Provided material:

:::

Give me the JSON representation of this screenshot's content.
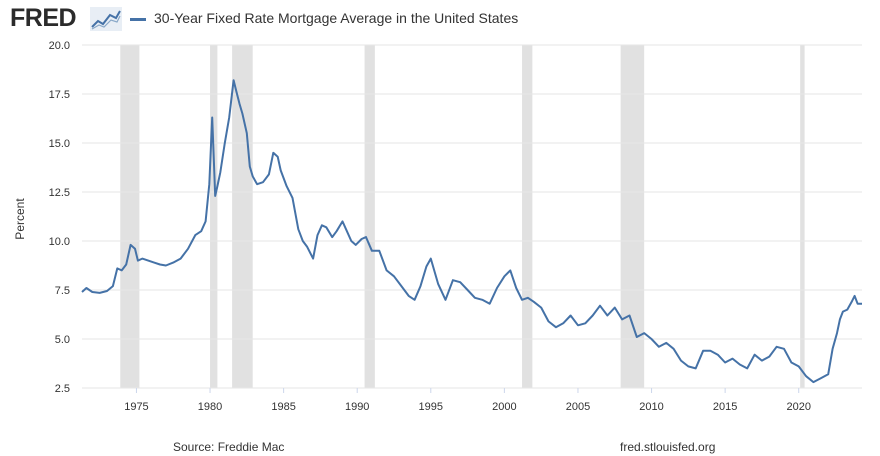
{
  "header": {
    "logo": "FRED",
    "logo_icon": "trend-chart-icon",
    "legend_label": "30-Year Fixed Rate Mortgage Average in the United States"
  },
  "footer": {
    "source": "Source: Freddie Mac",
    "site": "fred.stlouisfed.org"
  },
  "chart_data": {
    "type": "line",
    "title": "30-Year Fixed Rate Mortgage Average in the United States",
    "xlabel": "",
    "ylabel": "Percent",
    "xlim": [
      1971.3,
      2024.3
    ],
    "ylim": [
      2.5,
      20.0
    ],
    "yticks": [
      "2.5",
      "5.0",
      "7.5",
      "10.0",
      "12.5",
      "15.0",
      "17.5",
      "20.0"
    ],
    "xticks": [
      "1975",
      "1980",
      "1985",
      "1990",
      "1995",
      "2000",
      "2005",
      "2010",
      "2015",
      "2020"
    ],
    "grid": "horizontal",
    "line_color": "#4572a7",
    "recession_color": "#e1e1e1",
    "recessions": [
      [
        1973.9,
        1975.2
      ],
      [
        1980.0,
        1980.5
      ],
      [
        1981.5,
        1982.9
      ],
      [
        1990.5,
        1991.2
      ],
      [
        2001.2,
        2001.9
      ],
      [
        2007.9,
        2009.5
      ],
      [
        2020.1,
        2020.4
      ]
    ],
    "series": [
      {
        "name": "30-Year Fixed Rate Mortgage Average in the United States",
        "x": [
          1971.3,
          1971.6,
          1972.0,
          1972.5,
          1973.0,
          1973.4,
          1973.7,
          1974.0,
          1974.3,
          1974.6,
          1974.9,
          1975.1,
          1975.4,
          1975.8,
          1976.2,
          1976.6,
          1977.0,
          1977.5,
          1978.0,
          1978.5,
          1979.0,
          1979.4,
          1979.7,
          1979.95,
          1980.15,
          1980.35,
          1980.5,
          1980.7,
          1981.0,
          1981.3,
          1981.6,
          1981.8,
          1982.0,
          1982.2,
          1982.5,
          1982.7,
          1982.9,
          1983.2,
          1983.6,
          1984.0,
          1984.3,
          1984.6,
          1984.8,
          1985.2,
          1985.6,
          1986.0,
          1986.3,
          1986.6,
          1987.0,
          1987.3,
          1987.6,
          1987.9,
          1988.3,
          1988.6,
          1989.0,
          1989.3,
          1989.6,
          1989.9,
          1990.3,
          1990.6,
          1991.0,
          1991.5,
          1992.0,
          1992.5,
          1993.0,
          1993.5,
          1993.9,
          1994.3,
          1994.7,
          1995.0,
          1995.5,
          1996.0,
          1996.5,
          1997.0,
          1997.5,
          1998.0,
          1998.5,
          1999.0,
          1999.5,
          2000.0,
          2000.4,
          2000.8,
          2001.2,
          2001.6,
          2002.0,
          2002.5,
          2003.0,
          2003.5,
          2004.0,
          2004.5,
          2005.0,
          2005.5,
          2006.0,
          2006.5,
          2007.0,
          2007.5,
          2008.0,
          2008.5,
          2009.0,
          2009.5,
          2010.0,
          2010.5,
          2011.0,
          2011.5,
          2012.0,
          2012.5,
          2013.0,
          2013.5,
          2014.0,
          2014.5,
          2015.0,
          2015.5,
          2016.0,
          2016.5,
          2017.0,
          2017.5,
          2018.0,
          2018.5,
          2019.0,
          2019.5,
          2020.0,
          2020.5,
          2021.0,
          2021.5,
          2022.0,
          2022.3,
          2022.6,
          2022.8,
          2023.0,
          2023.3,
          2023.6,
          2023.8,
          2024.0,
          2024.3
        ],
        "values": [
          7.4,
          7.6,
          7.4,
          7.35,
          7.45,
          7.7,
          8.6,
          8.5,
          8.8,
          9.8,
          9.6,
          9.0,
          9.1,
          9.0,
          8.9,
          8.8,
          8.75,
          8.9,
          9.1,
          9.6,
          10.3,
          10.5,
          11.0,
          12.9,
          16.3,
          12.3,
          12.8,
          13.5,
          15.0,
          16.3,
          18.2,
          17.6,
          17.0,
          16.5,
          15.5,
          13.8,
          13.3,
          12.9,
          13.0,
          13.4,
          14.5,
          14.3,
          13.6,
          12.8,
          12.2,
          10.6,
          10.0,
          9.7,
          9.1,
          10.3,
          10.8,
          10.7,
          10.2,
          10.5,
          11.0,
          10.5,
          10.0,
          9.8,
          10.1,
          10.2,
          9.5,
          9.5,
          8.5,
          8.2,
          7.7,
          7.2,
          7.0,
          7.7,
          8.7,
          9.1,
          7.8,
          7.0,
          8.0,
          7.9,
          7.5,
          7.1,
          7.0,
          6.8,
          7.6,
          8.2,
          8.5,
          7.6,
          7.0,
          7.1,
          6.9,
          6.6,
          5.9,
          5.6,
          5.8,
          6.2,
          5.7,
          5.8,
          6.2,
          6.7,
          6.2,
          6.6,
          6.0,
          6.2,
          5.1,
          5.3,
          5.0,
          4.6,
          4.8,
          4.5,
          3.9,
          3.6,
          3.5,
          4.4,
          4.4,
          4.2,
          3.8,
          4.0,
          3.7,
          3.5,
          4.2,
          3.9,
          4.1,
          4.6,
          4.5,
          3.8,
          3.6,
          3.1,
          2.8,
          3.0,
          3.2,
          4.5,
          5.3,
          6.0,
          6.4,
          6.5,
          6.9,
          7.2,
          6.8,
          6.8
        ]
      }
    ]
  }
}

:::

Your task:
Pictures are excluded; copy all other data exactly as shown.

Response:
Give me the JSON representation of this screenshot's content.
{
  "header": {
    "logo": "FRED",
    "logo_icon": "trend-chart-icon",
    "legend_label": "30-Year Fixed Rate Mortgage Average in the United States"
  },
  "footer": {
    "source": "Source: Freddie Mac",
    "site": "fred.stlouisfed.org"
  },
  "chart_data": {
    "type": "line",
    "title": "30-Year Fixed Rate Mortgage Average in the United States",
    "xlabel": "",
    "ylabel": "Percent",
    "xlim": [
      1971.3,
      2024.3
    ],
    "ylim": [
      2.5,
      20.0
    ],
    "yticks": [
      "2.5",
      "5.0",
      "7.5",
      "10.0",
      "12.5",
      "15.0",
      "17.5",
      "20.0"
    ],
    "xticks": [
      "1975",
      "1980",
      "1985",
      "1990",
      "1995",
      "2000",
      "2005",
      "2010",
      "2015",
      "2020"
    ],
    "grid": "horizontal",
    "line_color": "#4572a7",
    "recession_color": "#e1e1e1",
    "recessions": [
      [
        1973.9,
        1975.2
      ],
      [
        1980.0,
        1980.5
      ],
      [
        1981.5,
        1982.9
      ],
      [
        1990.5,
        1991.2
      ],
      [
        2001.2,
        2001.9
      ],
      [
        2007.9,
        2009.5
      ],
      [
        2020.1,
        2020.4
      ]
    ],
    "series": [
      {
        "name": "30-Year Fixed Rate Mortgage Average in the United States",
        "x": [
          1971.3,
          1971.6,
          1972.0,
          1972.5,
          1973.0,
          1973.4,
          1973.7,
          1974.0,
          1974.3,
          1974.6,
          1974.9,
          1975.1,
          1975.4,
          1975.8,
          1976.2,
          1976.6,
          1977.0,
          1977.5,
          1978.0,
          1978.5,
          1979.0,
          1979.4,
          1979.7,
          1979.95,
          1980.15,
          1980.35,
          1980.5,
          1980.7,
          1981.0,
          1981.3,
          1981.6,
          1981.8,
          1982.0,
          1982.2,
          1982.5,
          1982.7,
          1982.9,
          1983.2,
          1983.6,
          1984.0,
          1984.3,
          1984.6,
          1984.8,
          1985.2,
          1985.6,
          1986.0,
          1986.3,
          1986.6,
          1987.0,
          1987.3,
          1987.6,
          1987.9,
          1988.3,
          1988.6,
          1989.0,
          1989.3,
          1989.6,
          1989.9,
          1990.3,
          1990.6,
          1991.0,
          1991.5,
          1992.0,
          1992.5,
          1993.0,
          1993.5,
          1993.9,
          1994.3,
          1994.7,
          1995.0,
          1995.5,
          1996.0,
          1996.5,
          1997.0,
          1997.5,
          1998.0,
          1998.5,
          1999.0,
          1999.5,
          2000.0,
          2000.4,
          2000.8,
          2001.2,
          2001.6,
          2002.0,
          2002.5,
          2003.0,
          2003.5,
          2004.0,
          2004.5,
          2005.0,
          2005.5,
          2006.0,
          2006.5,
          2007.0,
          2007.5,
          2008.0,
          2008.5,
          2009.0,
          2009.5,
          2010.0,
          2010.5,
          2011.0,
          2011.5,
          2012.0,
          2012.5,
          2013.0,
          2013.5,
          2014.0,
          2014.5,
          2015.0,
          2015.5,
          2016.0,
          2016.5,
          2017.0,
          2017.5,
          2018.0,
          2018.5,
          2019.0,
          2019.5,
          2020.0,
          2020.5,
          2021.0,
          2021.5,
          2022.0,
          2022.3,
          2022.6,
          2022.8,
          2023.0,
          2023.3,
          2023.6,
          2023.8,
          2024.0,
          2024.3
        ],
        "values": [
          7.4,
          7.6,
          7.4,
          7.35,
          7.45,
          7.7,
          8.6,
          8.5,
          8.8,
          9.8,
          9.6,
          9.0,
          9.1,
          9.0,
          8.9,
          8.8,
          8.75,
          8.9,
          9.1,
          9.6,
          10.3,
          10.5,
          11.0,
          12.9,
          16.3,
          12.3,
          12.8,
          13.5,
          15.0,
          16.3,
          18.2,
          17.6,
          17.0,
          16.5,
          15.5,
          13.8,
          13.3,
          12.9,
          13.0,
          13.4,
          14.5,
          14.3,
          13.6,
          12.8,
          12.2,
          10.6,
          10.0,
          9.7,
          9.1,
          10.3,
          10.8,
          10.7,
          10.2,
          10.5,
          11.0,
          10.5,
          10.0,
          9.8,
          10.1,
          10.2,
          9.5,
          9.5,
          8.5,
          8.2,
          7.7,
          7.2,
          7.0,
          7.7,
          8.7,
          9.1,
          7.8,
          7.0,
          8.0,
          7.9,
          7.5,
          7.1,
          7.0,
          6.8,
          7.6,
          8.2,
          8.5,
          7.6,
          7.0,
          7.1,
          6.9,
          6.6,
          5.9,
          5.6,
          5.8,
          6.2,
          5.7,
          5.8,
          6.2,
          6.7,
          6.2,
          6.6,
          6.0,
          6.2,
          5.1,
          5.3,
          5.0,
          4.6,
          4.8,
          4.5,
          3.9,
          3.6,
          3.5,
          4.4,
          4.4,
          4.2,
          3.8,
          4.0,
          3.7,
          3.5,
          4.2,
          3.9,
          4.1,
          4.6,
          4.5,
          3.8,
          3.6,
          3.1,
          2.8,
          3.0,
          3.2,
          4.5,
          5.3,
          6.0,
          6.4,
          6.5,
          6.9,
          7.2,
          6.8,
          6.8
        ]
      }
    ]
  }
}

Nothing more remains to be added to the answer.